Problem description -
Copy, from the entries below, each line where the word "Number" can be found.

(Figure collection entries)
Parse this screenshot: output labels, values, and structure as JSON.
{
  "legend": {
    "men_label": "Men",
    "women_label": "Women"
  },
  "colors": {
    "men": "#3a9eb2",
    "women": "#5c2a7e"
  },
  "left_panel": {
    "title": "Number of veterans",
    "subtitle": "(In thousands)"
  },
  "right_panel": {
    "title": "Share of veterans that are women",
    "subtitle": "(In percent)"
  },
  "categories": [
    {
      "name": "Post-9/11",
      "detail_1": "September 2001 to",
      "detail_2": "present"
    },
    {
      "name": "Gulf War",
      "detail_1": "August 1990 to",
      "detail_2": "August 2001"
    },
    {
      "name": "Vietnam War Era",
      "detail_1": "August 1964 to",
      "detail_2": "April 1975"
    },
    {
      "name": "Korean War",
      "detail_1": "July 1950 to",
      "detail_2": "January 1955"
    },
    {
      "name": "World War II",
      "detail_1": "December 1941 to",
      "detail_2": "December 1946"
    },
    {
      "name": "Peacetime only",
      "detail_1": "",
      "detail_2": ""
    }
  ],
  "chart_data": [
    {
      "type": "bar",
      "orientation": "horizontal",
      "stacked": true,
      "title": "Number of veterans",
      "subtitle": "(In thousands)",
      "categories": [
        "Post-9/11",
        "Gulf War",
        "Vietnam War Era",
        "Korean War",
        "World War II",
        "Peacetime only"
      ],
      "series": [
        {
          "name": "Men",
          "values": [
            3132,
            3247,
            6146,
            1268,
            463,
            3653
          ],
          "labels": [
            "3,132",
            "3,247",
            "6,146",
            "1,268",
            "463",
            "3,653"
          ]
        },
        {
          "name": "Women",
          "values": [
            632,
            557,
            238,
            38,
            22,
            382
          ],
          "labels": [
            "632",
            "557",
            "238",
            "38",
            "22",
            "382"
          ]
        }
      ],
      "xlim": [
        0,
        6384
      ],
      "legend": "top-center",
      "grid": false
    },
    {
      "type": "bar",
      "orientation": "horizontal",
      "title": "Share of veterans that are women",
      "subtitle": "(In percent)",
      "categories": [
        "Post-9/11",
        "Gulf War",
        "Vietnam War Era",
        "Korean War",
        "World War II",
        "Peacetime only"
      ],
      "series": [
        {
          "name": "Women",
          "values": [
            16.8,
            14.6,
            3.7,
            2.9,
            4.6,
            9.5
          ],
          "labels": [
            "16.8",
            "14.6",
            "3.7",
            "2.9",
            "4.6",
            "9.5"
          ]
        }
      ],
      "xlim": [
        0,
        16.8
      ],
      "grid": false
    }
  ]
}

Output for this task -
    "title": "Number of veterans",
      "title": "Number of veterans",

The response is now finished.